YOUR TASK: Exactly repeat the full listing that follows.
* START EXERCISE INPUTS *
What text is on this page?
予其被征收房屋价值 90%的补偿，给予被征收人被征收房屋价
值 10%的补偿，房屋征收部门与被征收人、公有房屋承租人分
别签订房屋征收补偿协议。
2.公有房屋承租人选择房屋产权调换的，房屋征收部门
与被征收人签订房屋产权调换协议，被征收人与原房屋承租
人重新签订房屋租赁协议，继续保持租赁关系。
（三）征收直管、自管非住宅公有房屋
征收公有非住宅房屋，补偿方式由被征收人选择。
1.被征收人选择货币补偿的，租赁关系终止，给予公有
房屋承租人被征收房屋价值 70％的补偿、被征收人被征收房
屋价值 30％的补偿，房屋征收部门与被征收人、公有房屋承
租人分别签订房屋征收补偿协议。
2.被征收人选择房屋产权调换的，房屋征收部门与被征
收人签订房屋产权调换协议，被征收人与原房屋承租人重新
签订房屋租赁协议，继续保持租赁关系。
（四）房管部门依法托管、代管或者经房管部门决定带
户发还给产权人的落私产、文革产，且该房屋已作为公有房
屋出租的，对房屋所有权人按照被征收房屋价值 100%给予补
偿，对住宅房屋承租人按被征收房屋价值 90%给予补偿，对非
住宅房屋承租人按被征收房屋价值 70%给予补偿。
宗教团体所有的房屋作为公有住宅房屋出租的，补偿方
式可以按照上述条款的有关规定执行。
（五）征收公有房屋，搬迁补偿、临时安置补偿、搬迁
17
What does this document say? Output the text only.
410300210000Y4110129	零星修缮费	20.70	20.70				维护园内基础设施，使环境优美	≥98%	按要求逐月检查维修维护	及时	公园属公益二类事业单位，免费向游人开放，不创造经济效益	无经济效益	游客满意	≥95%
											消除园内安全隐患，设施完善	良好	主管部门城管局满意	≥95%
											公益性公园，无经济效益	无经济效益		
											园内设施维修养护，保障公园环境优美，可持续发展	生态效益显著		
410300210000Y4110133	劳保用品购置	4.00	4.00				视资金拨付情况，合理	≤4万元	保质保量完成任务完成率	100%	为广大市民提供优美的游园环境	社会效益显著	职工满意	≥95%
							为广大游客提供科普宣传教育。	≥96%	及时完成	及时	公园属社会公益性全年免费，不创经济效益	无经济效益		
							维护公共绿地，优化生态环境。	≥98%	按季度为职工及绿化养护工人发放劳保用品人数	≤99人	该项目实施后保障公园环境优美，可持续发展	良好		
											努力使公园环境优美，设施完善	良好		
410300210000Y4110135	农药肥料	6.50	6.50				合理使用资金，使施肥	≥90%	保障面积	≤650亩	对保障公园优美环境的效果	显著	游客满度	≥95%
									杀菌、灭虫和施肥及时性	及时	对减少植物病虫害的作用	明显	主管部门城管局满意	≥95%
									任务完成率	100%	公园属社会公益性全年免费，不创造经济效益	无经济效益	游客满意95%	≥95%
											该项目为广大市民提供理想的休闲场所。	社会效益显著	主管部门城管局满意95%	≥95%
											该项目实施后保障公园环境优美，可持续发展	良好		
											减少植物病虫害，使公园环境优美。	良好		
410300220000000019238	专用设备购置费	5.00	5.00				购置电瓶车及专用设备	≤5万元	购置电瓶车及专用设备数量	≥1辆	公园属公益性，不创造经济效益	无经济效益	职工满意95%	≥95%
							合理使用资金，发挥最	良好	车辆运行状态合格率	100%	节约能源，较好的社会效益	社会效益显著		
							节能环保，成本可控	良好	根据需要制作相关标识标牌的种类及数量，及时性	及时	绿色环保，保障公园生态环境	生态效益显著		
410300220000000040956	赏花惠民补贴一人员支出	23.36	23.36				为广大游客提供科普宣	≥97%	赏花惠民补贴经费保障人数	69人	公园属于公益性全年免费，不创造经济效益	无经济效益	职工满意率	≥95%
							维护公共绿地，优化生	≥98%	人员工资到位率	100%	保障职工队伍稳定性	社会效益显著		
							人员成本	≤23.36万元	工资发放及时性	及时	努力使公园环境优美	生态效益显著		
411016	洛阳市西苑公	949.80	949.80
* END EXERCISE INPUTS *
TASK SOLUTION:
What text is on this page?
予其被征收房屋价值 90%的补偿，给予被征收人被征收房屋价
值 10%的补偿，房屋征收部门与被征收人、公有房屋承租人分
别签订房屋征收补偿协议。
2.公有房屋承租人选择房屋产权调换的，房屋征收部门
与被征收人签订房屋产权调换协议，被征收人与原房屋承租
人重新签订房屋租赁协议，继续保持租赁关系。
（三）征收直管、自管非住宅公有房屋
征收公有非住宅房屋，补偿方式由被征收人选择。
1.被征收人选择货币补偿的，租赁关系终止，给予公有
房屋承租人被征收房屋价值 70％的补偿、被征收人被征收房
屋价值 30％的补偿，房屋征收部门与被征收人、公有房屋承
租人分别签订房屋征收补偿协议。
2.被征收人选择房屋产权调换的，房屋征收部门与被征
收人签订房屋产权调换协议，被征收人与原房屋承租人重新
签订房屋租赁协议，继续保持租赁关系。
（四）房管部门依法托管、代管或者经房管部门决定带
户发还给产权人的落私产、文革产，且该房屋已作为公有房
屋出租的，对房屋所有权人按照被征收房屋价值 100%给予补
偿，对住宅房屋承租人按被征收房屋价值 90%给予补偿，对非
住宅房屋承租人按被征收房屋价值 70%给予补偿。
宗教团体所有的房屋作为公有住宅房屋出租的，补偿方
式可以按照上述条款的有关规定执行。
（五）征收公有房屋，搬迁补偿、临时安置补偿、搬迁
17
What does this document say? Output the text only.
410300210000Y4110129	零星修缮费	20.70	20.70				维护园内基础设施，使环境优美	≥98%	按要求逐月检查维修维护	及时	公园属公益二类事业单位，免费向游人开放，不创造经济效益	无经济效益	游客满意	≥95%
											消除园内安全隐患，设施完善	良好	主管部门城管局满意	≥95%
											公益性公园，无经济效益	无经济效益		
											园内设施维修养护，保障公园环境优美，可持续发展	生态效益显著		
410300210000Y4110133	劳保用品购置	4.00	4.00				视资金拨付情况，合理	≤4万元	保质保量完成任务完成率	100%	为广大市民提供优美的游园环境	社会效益显著	职工满意	≥95%
							为广大游客提供科普宣传教育。	≥96%	及时完成	及时	公园属社会公益性全年免费，不创经济效益	无经济效益		
							维护公共绿地，优化生态环境。	≥98%	按季度为职工及绿化养护工人发放劳保用品人数	≤99人	该项目实施后保障公园环境优美，可持续发展	良好		
											努力使公园环境优美，设施完善	良好		
410300210000Y4110135	农药肥料	6.50	6.50				合理使用资金，使施肥	≥90%	保障面积	≤650亩	对保障公园优美环境的效果	显著	游客满度	≥95%
									杀菌、灭虫和施肥及时性	及时	对减少植物病虫害的作用	明显	主管部门城管局满意	≥95%
									任务完成率	100%	公园属社会公益性全年免费，不创造经济效益	无经济效益	游客满意95%	≥95%
											该项目为广大市民提供理想的休闲场所。	社会效益显著	主管部门城管局满意95%	≥95%
											该项目实施后保障公园环境优美，可持续发展	良好		
											减少植物病虫害，使公园环境优美。	良好		
410300220000000019238	专用设备购置费	5.00	5.00				购置电瓶车及专用设备	≤5万元	购置电瓶车及专用设备数量	≥1辆	公园属公益性，不创造经济效益	无经济效益	职工满意95%	≥95%
							合理使用资金，发挥最	良好	车辆运行状态合格率	100%	节约能源，较好的社会效益	社会效益显著		
							节能环保，成本可控	良好	根据需要制作相关标识标牌的种类及数量，及时性	及时	绿色环保，保障公园生态环境	生态效益显著		
410300220000000040956	赏花惠民补贴一人员支出	23.36	23.36				为广大游客提供科普宣	≥97%	赏花惠民补贴经费保障人数	69人	公园属于公益性全年免费，不创造经济效益	无经济效益	职工满意率	≥95%
							维护公共绿地，优化生	≥98%	人员工资到位率	100%	保障职工队伍稳定性	社会效益显著		
							人员成本	≤23.36万元	工资发放及时性	及时	努力使公园环境优美	生态效益显著		
411016	洛阳市西苑公	949.80	949.80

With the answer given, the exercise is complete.